►
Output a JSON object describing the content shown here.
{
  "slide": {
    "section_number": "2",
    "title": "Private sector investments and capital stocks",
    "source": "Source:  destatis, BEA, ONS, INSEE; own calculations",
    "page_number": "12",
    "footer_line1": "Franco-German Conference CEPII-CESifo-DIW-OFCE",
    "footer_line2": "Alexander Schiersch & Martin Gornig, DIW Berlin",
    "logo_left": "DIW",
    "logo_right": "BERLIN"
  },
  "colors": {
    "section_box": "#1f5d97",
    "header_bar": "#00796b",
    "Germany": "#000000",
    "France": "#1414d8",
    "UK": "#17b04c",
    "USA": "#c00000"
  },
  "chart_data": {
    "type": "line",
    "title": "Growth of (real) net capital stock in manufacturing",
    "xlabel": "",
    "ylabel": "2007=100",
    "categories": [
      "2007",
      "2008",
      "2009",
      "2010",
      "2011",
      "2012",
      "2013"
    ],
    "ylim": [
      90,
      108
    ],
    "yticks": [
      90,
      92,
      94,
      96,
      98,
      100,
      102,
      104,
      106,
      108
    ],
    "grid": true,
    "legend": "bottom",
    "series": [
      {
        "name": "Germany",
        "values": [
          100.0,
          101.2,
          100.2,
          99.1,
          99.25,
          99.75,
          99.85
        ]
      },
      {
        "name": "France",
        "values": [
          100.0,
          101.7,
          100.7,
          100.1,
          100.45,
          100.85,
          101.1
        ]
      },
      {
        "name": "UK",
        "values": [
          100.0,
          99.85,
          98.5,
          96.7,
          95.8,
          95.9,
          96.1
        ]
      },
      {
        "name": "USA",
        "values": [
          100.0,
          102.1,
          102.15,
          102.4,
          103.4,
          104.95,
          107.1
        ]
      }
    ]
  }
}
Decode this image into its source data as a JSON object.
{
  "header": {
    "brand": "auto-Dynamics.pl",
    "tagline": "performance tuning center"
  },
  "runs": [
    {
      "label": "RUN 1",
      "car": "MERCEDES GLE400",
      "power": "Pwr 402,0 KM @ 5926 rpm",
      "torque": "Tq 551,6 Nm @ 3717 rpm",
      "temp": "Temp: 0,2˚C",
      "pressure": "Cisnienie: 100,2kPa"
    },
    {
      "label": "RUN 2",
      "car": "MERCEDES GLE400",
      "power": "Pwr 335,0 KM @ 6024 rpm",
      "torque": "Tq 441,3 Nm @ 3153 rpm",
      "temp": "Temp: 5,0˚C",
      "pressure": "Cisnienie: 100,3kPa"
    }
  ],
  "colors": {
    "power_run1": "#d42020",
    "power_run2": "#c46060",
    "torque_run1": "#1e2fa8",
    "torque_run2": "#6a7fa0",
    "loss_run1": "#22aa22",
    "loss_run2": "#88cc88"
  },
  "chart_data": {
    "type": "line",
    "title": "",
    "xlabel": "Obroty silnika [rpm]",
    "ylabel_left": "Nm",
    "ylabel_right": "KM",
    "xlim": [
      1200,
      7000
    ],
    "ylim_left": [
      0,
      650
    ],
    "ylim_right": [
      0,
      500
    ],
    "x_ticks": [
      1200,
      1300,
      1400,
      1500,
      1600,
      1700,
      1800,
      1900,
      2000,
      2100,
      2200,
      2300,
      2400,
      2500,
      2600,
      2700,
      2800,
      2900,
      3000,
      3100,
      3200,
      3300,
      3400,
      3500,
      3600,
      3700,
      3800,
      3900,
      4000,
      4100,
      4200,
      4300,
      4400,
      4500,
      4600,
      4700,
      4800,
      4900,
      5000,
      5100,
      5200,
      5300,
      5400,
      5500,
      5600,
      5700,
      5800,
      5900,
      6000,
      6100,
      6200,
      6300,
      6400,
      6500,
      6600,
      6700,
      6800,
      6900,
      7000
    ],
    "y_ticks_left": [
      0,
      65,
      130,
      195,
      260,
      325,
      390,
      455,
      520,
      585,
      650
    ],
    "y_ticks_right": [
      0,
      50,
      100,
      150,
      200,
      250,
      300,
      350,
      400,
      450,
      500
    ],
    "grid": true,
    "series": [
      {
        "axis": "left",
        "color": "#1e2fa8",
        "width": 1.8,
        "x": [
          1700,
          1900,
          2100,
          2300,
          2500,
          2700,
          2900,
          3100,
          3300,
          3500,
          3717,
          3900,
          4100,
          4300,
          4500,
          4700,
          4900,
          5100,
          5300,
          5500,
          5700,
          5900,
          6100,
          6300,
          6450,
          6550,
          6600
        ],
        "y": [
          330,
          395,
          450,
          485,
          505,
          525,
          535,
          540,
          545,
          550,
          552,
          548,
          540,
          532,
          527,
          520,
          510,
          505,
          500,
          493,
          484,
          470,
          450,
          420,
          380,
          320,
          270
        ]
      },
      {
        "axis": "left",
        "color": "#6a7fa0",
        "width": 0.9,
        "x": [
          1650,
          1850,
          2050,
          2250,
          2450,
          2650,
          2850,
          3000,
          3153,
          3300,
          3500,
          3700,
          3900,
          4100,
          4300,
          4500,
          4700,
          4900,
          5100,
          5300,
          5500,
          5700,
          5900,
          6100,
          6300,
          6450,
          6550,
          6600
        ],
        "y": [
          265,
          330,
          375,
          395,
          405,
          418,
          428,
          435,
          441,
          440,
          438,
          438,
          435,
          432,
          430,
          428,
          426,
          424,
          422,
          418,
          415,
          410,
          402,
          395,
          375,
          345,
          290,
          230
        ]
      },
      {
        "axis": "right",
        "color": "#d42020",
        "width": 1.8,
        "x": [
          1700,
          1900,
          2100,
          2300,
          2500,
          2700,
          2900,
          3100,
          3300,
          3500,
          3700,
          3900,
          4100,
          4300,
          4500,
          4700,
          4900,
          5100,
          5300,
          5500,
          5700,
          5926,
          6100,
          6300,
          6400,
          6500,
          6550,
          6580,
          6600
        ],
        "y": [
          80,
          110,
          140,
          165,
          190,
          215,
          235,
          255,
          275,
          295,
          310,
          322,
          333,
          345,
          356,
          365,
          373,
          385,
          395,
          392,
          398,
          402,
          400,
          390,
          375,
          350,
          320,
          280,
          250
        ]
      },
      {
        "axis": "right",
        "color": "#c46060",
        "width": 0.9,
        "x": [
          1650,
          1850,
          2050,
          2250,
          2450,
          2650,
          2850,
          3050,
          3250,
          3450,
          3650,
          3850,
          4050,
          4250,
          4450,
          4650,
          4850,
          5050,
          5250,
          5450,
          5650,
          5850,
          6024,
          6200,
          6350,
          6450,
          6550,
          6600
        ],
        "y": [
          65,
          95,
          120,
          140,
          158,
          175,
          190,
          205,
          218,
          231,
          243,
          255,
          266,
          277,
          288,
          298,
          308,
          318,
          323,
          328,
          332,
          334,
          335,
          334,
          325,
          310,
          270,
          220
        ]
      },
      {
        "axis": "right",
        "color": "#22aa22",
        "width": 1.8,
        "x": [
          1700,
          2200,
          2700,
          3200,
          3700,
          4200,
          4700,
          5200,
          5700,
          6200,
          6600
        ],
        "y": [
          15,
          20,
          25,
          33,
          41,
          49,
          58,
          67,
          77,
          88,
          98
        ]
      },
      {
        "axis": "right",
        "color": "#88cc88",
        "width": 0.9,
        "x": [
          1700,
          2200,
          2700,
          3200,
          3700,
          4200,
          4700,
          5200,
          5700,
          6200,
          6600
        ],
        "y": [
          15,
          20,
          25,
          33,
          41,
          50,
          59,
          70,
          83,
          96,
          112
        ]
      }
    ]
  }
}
◄
_WRITTEN PROBLEM_
The whole listing above needs to be written out again exactly.

_TASK SOLUTION_
Output a JSON object describing the content shown here.
{
  "slide": {
    "section_number": "2",
    "title": "Private sector investments and capital stocks",
    "source": "Source:  destatis, BEA, ONS, INSEE; own calculations",
    "page_number": "12",
    "footer_line1": "Franco-German Conference CEPII-CESifo-DIW-OFCE",
    "footer_line2": "Alexander Schiersch & Martin Gornig, DIW Berlin",
    "logo_left": "DIW",
    "logo_right": "BERLIN"
  },
  "colors": {
    "section_box": "#1f5d97",
    "header_bar": "#00796b",
    "Germany": "#000000",
    "France": "#1414d8",
    "UK": "#17b04c",
    "USA": "#c00000"
  },
  "chart_data": {
    "type": "line",
    "title": "Growth of (real) net capital stock in manufacturing",
    "xlabel": "",
    "ylabel": "2007=100",
    "categories": [
      "2007",
      "2008",
      "2009",
      "2010",
      "2011",
      "2012",
      "2013"
    ],
    "ylim": [
      90,
      108
    ],
    "yticks": [
      90,
      92,
      94,
      96,
      98,
      100,
      102,
      104,
      106,
      108
    ],
    "grid": true,
    "legend": "bottom",
    "series": [
      {
        "name": "Germany",
        "values": [
          100.0,
          101.2,
          100.2,
          99.1,
          99.25,
          99.75,
          99.85
        ]
      },
      {
        "name": "France",
        "values": [
          100.0,
          101.7,
          100.7,
          100.1,
          100.45,
          100.85,
          101.1
        ]
      },
      {
        "name": "UK",
        "values": [
          100.0,
          99.85,
          98.5,
          96.7,
          95.8,
          95.9,
          96.1
        ]
      },
      {
        "name": "USA",
        "values": [
          100.0,
          102.1,
          102.15,
          102.4,
          103.4,
          104.95,
          107.1
        ]
      }
    ]
  }
}
Decode this image into its source data as a JSON object.
{
  "header": {
    "brand": "auto-Dynamics.pl",
    "tagline": "performance tuning center"
  },
  "runs": [
    {
      "label": "RUN 1",
      "car": "MERCEDES GLE400",
      "power": "Pwr 402,0 KM @ 5926 rpm",
      "torque": "Tq 551,6 Nm @ 3717 rpm",
      "temp": "Temp: 0,2˚C",
      "pressure": "Cisnienie: 100,2kPa"
    },
    {
      "label": "RUN 2",
      "car": "MERCEDES GLE400",
      "power": "Pwr 335,0 KM @ 6024 rpm",
      "torque": "Tq 441,3 Nm @ 3153 rpm",
      "temp": "Temp: 5,0˚C",
      "pressure": "Cisnienie: 100,3kPa"
    }
  ],
  "colors": {
    "power_run1": "#d42020",
    "power_run2": "#c46060",
    "torque_run1": "#1e2fa8",
    "torque_run2": "#6a7fa0",
    "loss_run1": "#22aa22",
    "loss_run2": "#88cc88"
  },
  "chart_data": {
    "type": "line",
    "title": "",
    "xlabel": "Obroty silnika [rpm]",
    "ylabel_left": "Nm",
    "ylabel_right": "KM",
    "xlim": [
      1200,
      7000
    ],
    "ylim_left": [
      0,
      650
    ],
    "ylim_right": [
      0,
      500
    ],
    "x_ticks": [
      1200,
      1300,
      1400,
      1500,
      1600,
      1700,
      1800,
      1900,
      2000,
      2100,
      2200,
      2300,
      2400,
      2500,
      2600,
      2700,
      2800,
      2900,
      3000,
      3100,
      3200,
      3300,
      3400,
      3500,
      3600,
      3700,
      3800,
      3900,
      4000,
      4100,
      4200,
      4300,
      4400,
      4500,
      4600,
      4700,
      4800,
      4900,
      5000,
      5100,
      5200,
      5300,
      5400,
      5500,
      5600,
      5700,
      5800,
      5900,
      6000,
      6100,
      6200,
      6300,
      6400,
      6500,
      6600,
      6700,
      6800,
      6900,
      7000
    ],
    "y_ticks_left": [
      0,
      65,
      130,
      195,
      260,
      325,
      390,
      455,
      520,
      585,
      650
    ],
    "y_ticks_right": [
      0,
      50,
      100,
      150,
      200,
      250,
      300,
      350,
      400,
      450,
      500
    ],
    "grid": true,
    "series": [
      {
        "axis": "left",
        "color": "#1e2fa8",
        "width": 1.8,
        "x": [
          1700,
          1900,
          2100,
          2300,
          2500,
          2700,
          2900,
          3100,
          3300,
          3500,
          3717,
          3900,
          4100,
          4300,
          4500,
          4700,
          4900,
          5100,
          5300,
          5500,
          5700,
          5900,
          6100,
          6300,
          6450,
          6550,
          6600
        ],
        "y": [
          330,
          395,
          450,
          485,
          505,
          525,
          535,
          540,
          545,
          550,
          552,
          548,
          540,
          532,
          527,
          520,
          510,
          505,
          500,
          493,
          484,
          470,
          450,
          420,
          380,
          320,
          270
        ]
      },
      {
        "axis": "left",
        "color": "#6a7fa0",
        "width": 0.9,
        "x": [
          1650,
          1850,
          2050,
          2250,
          2450,
          2650,
          2850,
          3000,
          3153,
          3300,
          3500,
          3700,
          3900,
          4100,
          4300,
          4500,
          4700,
          4900,
          5100,
          5300,
          5500,
          5700,
          5900,
          6100,
          6300,
          6450,
          6550,
          6600
        ],
        "y": [
          265,
          330,
          375,
          395,
          405,
          418,
          428,
          435,
          441,
          440,
          438,
          438,
          435,
          432,
          430,
          428,
          426,
          424,
          422,
          418,
          415,
          410,
          402,
          395,
          375,
          345,
          290,
          230
        ]
      },
      {
        "axis": "right",
        "color": "#d42020",
        "width": 1.8,
        "x": [
          1700,
          1900,
          2100,
          2300,
          2500,
          2700,
          2900,
          3100,
          3300,
          3500,
          3700,
          3900,
          4100,
          4300,
          4500,
          4700,
          4900,
          5100,
          5300,
          5500,
          5700,
          5926,
          6100,
          6300,
          6400,
          6500,
          6550,
          6580,
          6600
        ],
        "y": [
          80,
          110,
          140,
          165,
          190,
          215,
          235,
          255,
          275,
          295,
          310,
          322,
          333,
          345,
          356,
          365,
          373,
          385,
          395,
          392,
          398,
          402,
          400,
          390,
          375,
          350,
          320,
          280,
          250
        ]
      },
      {
        "axis": "right",
        "color": "#c46060",
        "width": 0.9,
        "x": [
          1650,
          1850,
          2050,
          2250,
          2450,
          2650,
          2850,
          3050,
          3250,
          3450,
          3650,
          3850,
          4050,
          4250,
          4450,
          4650,
          4850,
          5050,
          5250,
          5450,
          5650,
          5850,
          6024,
          6200,
          6350,
          6450,
          6550,
          6600
        ],
        "y": [
          65,
          95,
          120,
          140,
          158,
          175,
          190,
          205,
          218,
          231,
          243,
          255,
          266,
          277,
          288,
          298,
          308,
          318,
          323,
          328,
          332,
          334,
          335,
          334,
          325,
          310,
          270,
          220
        ]
      },
      {
        "axis": "right",
        "color": "#22aa22",
        "width": 1.8,
        "x": [
          1700,
          2200,
          2700,
          3200,
          3700,
          4200,
          4700,
          5200,
          5700,
          6200,
          6600
        ],
        "y": [
          15,
          20,
          25,
          33,
          41,
          49,
          58,
          67,
          77,
          88,
          98
        ]
      },
      {
        "axis": "right",
        "color": "#88cc88",
        "width": 0.9,
        "x": [
          1700,
          2200,
          2700,
          3200,
          3700,
          4200,
          4700,
          5200,
          5700,
          6200,
          6600
        ],
        "y": [
          15,
          20,
          25,
          33,
          41,
          50,
          59,
          70,
          83,
          96,
          112
        ]
      }
    ]
  }
}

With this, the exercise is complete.